▶ **INPUT FOR THIS TASK**
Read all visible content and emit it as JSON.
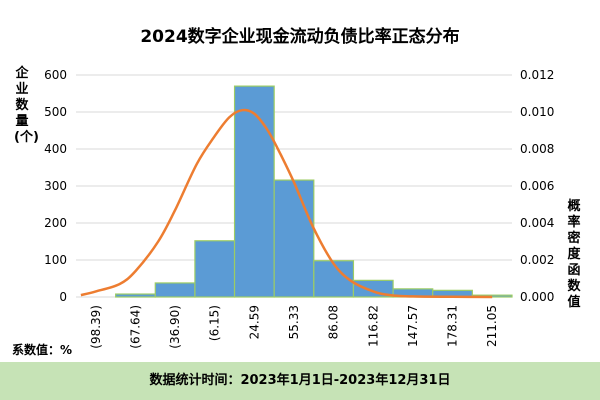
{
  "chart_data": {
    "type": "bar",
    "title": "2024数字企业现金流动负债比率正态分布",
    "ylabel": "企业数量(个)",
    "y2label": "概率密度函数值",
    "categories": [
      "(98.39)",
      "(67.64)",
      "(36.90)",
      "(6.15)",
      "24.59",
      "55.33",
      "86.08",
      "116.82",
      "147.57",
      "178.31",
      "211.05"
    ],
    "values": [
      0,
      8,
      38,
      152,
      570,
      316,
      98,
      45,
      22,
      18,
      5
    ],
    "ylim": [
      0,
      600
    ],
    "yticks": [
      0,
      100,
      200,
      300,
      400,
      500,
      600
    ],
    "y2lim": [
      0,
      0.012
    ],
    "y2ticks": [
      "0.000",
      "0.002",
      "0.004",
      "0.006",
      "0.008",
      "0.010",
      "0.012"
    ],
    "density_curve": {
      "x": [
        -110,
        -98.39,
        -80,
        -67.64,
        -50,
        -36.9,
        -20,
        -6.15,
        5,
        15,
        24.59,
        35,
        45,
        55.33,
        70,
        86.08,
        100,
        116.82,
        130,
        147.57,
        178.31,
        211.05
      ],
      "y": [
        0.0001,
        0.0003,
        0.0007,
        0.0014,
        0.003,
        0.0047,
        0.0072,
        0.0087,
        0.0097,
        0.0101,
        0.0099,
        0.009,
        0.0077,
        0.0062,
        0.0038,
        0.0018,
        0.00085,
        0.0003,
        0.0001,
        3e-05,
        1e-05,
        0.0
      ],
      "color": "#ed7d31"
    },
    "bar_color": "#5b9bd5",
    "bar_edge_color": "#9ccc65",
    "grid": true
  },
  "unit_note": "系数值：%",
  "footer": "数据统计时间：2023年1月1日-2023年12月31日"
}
--
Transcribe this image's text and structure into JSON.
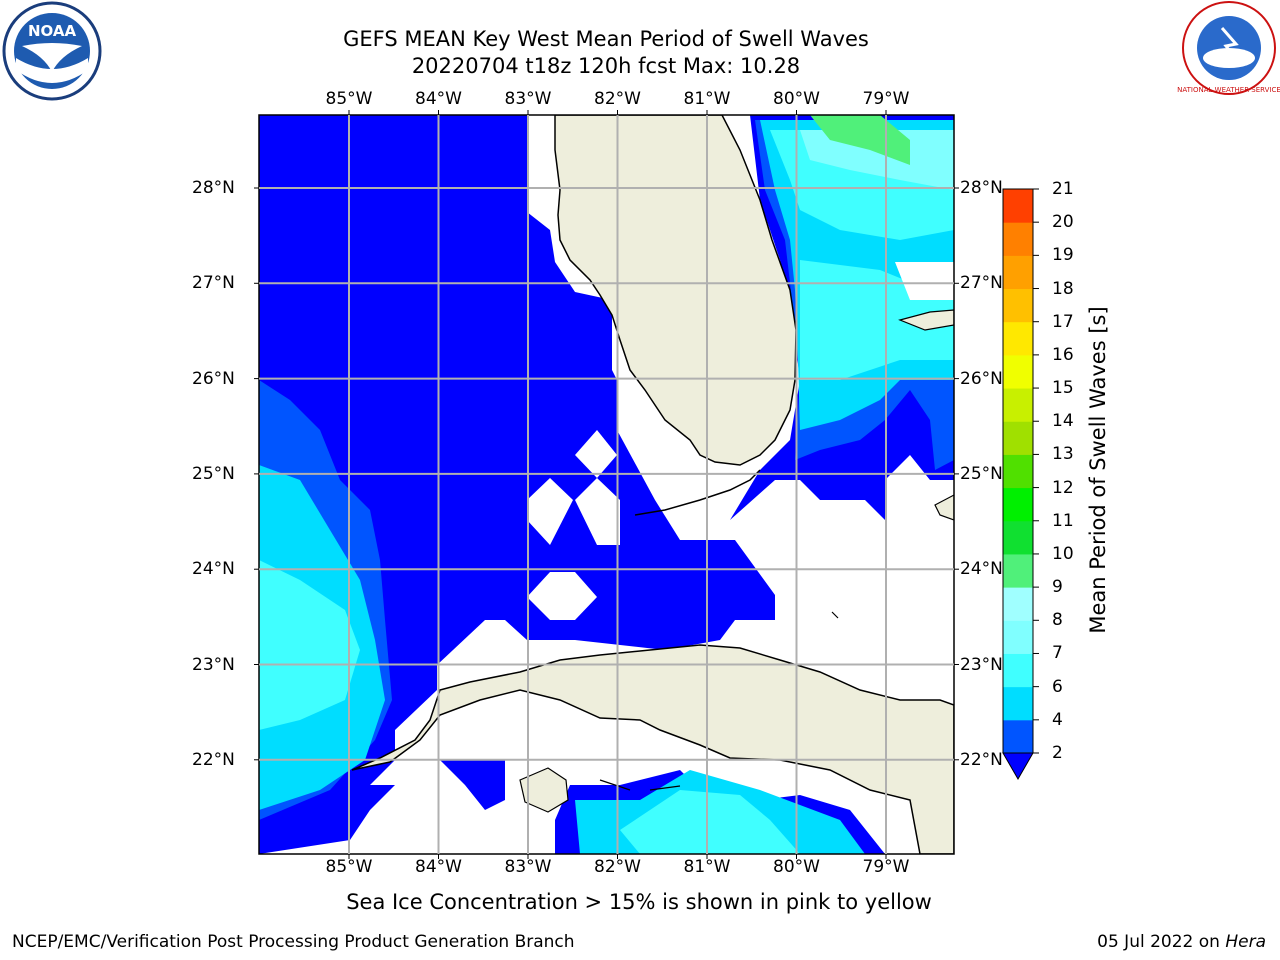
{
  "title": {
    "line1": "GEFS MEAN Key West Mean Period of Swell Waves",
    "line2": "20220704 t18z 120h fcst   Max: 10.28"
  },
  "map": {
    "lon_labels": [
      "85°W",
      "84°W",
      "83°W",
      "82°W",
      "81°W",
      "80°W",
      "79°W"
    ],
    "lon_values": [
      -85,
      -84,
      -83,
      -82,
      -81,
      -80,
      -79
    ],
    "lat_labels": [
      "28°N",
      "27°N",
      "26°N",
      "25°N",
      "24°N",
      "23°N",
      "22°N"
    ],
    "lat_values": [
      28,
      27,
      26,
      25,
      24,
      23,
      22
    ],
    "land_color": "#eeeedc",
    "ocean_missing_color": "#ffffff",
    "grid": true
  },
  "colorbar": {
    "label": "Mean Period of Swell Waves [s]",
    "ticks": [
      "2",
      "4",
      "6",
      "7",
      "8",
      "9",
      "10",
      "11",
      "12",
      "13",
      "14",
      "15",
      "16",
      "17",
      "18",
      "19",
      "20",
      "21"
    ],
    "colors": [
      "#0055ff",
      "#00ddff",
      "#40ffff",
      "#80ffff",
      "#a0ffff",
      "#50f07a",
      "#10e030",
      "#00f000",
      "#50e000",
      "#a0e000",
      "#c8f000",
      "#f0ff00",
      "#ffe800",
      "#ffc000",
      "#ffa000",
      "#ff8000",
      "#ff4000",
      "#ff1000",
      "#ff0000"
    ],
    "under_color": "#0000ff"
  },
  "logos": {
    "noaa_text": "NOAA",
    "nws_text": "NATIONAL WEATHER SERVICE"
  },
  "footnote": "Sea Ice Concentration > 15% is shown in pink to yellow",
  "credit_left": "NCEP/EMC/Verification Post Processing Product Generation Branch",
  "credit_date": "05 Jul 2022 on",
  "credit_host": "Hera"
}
* * *
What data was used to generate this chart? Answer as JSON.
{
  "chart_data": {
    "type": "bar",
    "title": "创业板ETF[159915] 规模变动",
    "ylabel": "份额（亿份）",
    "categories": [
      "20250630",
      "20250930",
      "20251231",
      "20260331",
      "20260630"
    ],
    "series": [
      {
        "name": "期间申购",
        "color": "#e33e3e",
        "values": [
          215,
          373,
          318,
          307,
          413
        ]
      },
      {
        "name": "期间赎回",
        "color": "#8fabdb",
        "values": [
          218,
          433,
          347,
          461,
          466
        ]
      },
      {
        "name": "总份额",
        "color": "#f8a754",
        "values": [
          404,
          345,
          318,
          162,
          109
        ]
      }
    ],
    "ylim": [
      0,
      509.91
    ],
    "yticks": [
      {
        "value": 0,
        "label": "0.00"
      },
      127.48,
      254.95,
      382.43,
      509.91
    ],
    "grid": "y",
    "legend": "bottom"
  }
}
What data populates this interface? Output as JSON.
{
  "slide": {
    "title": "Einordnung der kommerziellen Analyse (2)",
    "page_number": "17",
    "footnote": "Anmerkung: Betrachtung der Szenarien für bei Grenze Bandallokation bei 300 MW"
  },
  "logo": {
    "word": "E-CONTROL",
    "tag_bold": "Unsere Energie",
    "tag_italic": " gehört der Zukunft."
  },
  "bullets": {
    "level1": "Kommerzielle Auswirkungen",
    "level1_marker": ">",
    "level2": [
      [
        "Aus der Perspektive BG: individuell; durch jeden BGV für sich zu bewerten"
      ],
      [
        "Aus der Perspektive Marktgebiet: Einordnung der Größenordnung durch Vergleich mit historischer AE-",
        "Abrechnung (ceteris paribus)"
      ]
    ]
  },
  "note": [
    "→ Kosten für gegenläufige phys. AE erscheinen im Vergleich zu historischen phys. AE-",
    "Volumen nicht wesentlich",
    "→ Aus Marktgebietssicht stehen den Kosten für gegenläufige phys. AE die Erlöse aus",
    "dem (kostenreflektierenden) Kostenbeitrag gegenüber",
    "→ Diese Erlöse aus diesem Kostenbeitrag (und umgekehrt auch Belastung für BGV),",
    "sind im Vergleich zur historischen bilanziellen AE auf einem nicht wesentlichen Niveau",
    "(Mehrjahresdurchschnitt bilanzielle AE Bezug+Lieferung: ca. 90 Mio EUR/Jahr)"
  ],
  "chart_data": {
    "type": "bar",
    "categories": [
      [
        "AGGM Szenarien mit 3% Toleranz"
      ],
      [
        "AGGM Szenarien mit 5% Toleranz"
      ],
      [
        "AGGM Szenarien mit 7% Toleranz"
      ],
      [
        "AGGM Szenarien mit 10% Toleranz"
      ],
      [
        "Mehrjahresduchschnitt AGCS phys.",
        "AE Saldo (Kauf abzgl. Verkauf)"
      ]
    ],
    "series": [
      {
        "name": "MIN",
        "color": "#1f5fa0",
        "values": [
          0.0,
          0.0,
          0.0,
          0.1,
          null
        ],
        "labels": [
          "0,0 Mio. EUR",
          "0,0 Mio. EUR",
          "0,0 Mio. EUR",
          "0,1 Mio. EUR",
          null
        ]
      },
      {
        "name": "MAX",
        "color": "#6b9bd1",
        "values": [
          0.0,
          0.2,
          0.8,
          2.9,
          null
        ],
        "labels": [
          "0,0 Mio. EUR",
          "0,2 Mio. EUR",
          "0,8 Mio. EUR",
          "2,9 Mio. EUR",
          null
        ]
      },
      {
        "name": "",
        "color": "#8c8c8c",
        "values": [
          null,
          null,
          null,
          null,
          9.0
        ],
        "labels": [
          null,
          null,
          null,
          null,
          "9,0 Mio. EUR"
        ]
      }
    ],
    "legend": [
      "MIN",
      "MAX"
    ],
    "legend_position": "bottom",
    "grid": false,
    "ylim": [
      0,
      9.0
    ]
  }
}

▶ **EXERCISE**
Report every line in the data above in which the word "Erlöse" appears.

▶ **TASK RESPONSE**
    "→ Aus Marktgebietssicht stehen den Kosten für gegenläufige phys. AE die Erlöse aus",
    "→ Diese Erlöse aus diesem Kostenbeitrag (und umgekehrt auch Belastung für BGV),",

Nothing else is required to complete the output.